# Exercise requirements
Copy every line from the records below that holds the word "repressió".

# Data for this task

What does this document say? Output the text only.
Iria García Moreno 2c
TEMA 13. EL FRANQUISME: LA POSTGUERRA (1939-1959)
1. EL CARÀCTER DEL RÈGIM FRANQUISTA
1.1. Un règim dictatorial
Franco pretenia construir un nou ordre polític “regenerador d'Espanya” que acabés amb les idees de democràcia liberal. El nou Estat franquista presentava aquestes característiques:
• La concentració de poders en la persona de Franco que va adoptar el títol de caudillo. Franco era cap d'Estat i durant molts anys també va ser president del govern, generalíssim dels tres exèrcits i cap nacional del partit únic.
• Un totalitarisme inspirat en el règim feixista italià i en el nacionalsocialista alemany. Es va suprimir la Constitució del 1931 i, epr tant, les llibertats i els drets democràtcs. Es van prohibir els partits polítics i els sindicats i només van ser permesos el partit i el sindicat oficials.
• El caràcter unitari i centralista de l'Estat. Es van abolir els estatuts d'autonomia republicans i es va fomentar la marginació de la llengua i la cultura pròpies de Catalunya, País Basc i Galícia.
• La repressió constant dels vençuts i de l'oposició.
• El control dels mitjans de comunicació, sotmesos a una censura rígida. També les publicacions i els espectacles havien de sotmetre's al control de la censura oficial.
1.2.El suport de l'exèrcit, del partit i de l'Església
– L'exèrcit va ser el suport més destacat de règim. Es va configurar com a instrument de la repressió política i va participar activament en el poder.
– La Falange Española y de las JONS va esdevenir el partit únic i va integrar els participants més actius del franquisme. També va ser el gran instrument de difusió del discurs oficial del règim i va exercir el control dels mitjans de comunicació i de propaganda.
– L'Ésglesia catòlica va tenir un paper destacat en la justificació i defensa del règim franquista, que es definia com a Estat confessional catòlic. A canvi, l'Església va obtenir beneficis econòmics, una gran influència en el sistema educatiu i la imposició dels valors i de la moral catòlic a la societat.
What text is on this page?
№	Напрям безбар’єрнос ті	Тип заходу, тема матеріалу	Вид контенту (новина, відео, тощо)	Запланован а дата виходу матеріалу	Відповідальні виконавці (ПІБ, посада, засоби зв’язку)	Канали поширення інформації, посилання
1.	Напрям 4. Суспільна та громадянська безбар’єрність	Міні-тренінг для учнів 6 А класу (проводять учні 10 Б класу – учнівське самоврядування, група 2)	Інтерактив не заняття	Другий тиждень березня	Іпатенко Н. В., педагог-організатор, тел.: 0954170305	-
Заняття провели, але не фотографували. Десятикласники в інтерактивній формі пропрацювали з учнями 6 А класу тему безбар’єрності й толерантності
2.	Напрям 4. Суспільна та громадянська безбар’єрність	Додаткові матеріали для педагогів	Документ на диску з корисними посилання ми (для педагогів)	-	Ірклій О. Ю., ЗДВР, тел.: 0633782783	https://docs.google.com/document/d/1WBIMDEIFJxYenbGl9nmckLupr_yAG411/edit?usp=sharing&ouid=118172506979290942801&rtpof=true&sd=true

...

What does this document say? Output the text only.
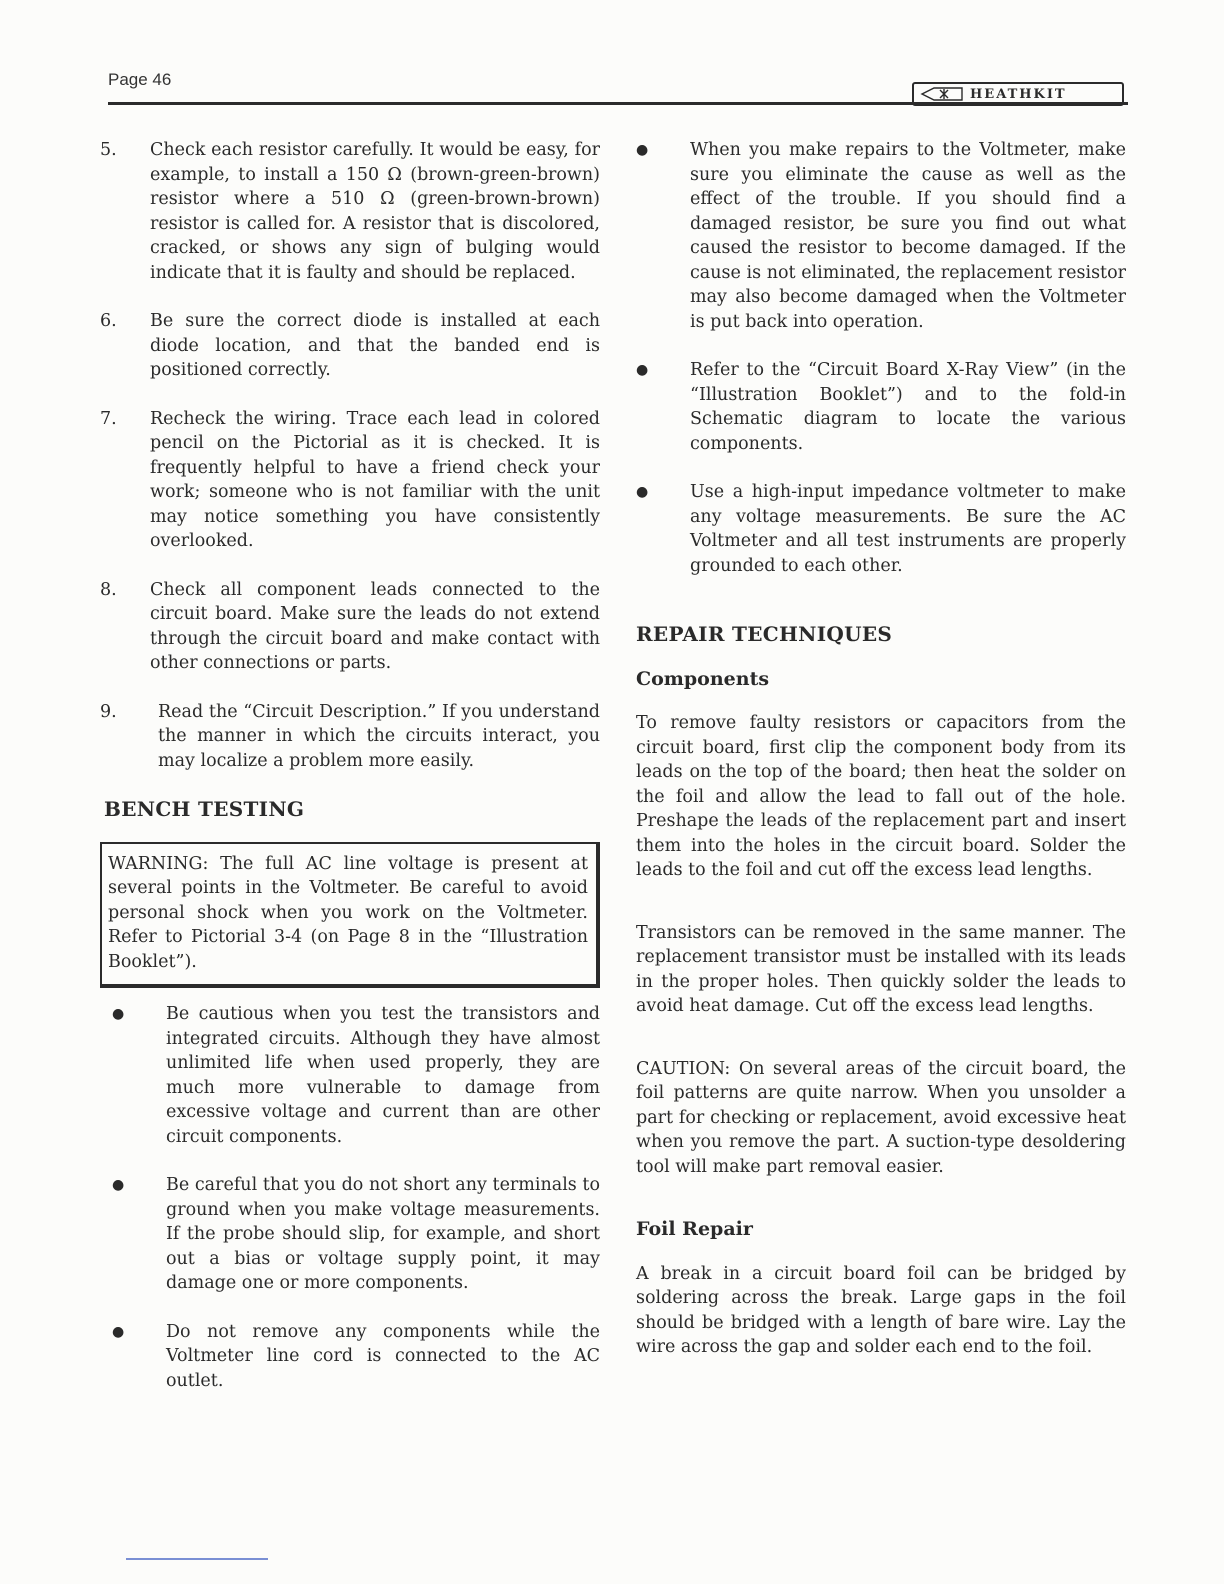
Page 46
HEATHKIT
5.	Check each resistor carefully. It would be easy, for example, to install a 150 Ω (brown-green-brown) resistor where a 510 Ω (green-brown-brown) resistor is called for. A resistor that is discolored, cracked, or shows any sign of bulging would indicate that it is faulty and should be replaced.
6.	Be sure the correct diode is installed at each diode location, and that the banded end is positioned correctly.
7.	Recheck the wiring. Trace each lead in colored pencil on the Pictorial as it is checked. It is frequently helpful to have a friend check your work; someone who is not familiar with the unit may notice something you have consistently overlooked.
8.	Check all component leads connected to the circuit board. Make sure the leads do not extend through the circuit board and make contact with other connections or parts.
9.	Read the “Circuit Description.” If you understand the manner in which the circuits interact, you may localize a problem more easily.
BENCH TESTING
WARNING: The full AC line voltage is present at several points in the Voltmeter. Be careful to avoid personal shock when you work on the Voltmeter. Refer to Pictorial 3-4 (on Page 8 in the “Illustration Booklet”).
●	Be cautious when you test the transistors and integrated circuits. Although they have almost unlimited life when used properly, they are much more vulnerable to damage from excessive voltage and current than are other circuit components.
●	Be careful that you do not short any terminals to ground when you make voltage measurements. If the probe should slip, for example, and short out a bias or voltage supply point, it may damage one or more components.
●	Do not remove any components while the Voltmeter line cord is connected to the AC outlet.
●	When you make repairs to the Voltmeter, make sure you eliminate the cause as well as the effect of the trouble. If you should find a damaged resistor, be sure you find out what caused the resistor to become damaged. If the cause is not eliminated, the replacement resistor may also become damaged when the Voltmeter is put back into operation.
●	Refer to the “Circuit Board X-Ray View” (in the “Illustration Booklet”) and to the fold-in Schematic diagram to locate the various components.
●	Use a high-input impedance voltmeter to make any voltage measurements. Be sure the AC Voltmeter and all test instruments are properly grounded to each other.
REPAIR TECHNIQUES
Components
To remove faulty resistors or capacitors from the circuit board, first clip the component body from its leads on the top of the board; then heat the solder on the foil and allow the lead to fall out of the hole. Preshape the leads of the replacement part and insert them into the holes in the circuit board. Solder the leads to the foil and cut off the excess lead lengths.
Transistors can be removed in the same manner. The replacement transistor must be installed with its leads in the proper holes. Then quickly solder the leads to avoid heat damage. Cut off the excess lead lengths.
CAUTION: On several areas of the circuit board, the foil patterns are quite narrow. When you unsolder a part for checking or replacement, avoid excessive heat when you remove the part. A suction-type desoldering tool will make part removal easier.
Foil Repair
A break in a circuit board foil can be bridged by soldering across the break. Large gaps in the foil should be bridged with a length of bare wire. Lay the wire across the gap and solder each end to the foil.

# Result of this task
• La repressió constant dels vençuts i de l'oposició.
– L'exèrcit va ser el suport més destacat de règim. Es va configurar com a instrument de la repressió política i va participar activament en el poder.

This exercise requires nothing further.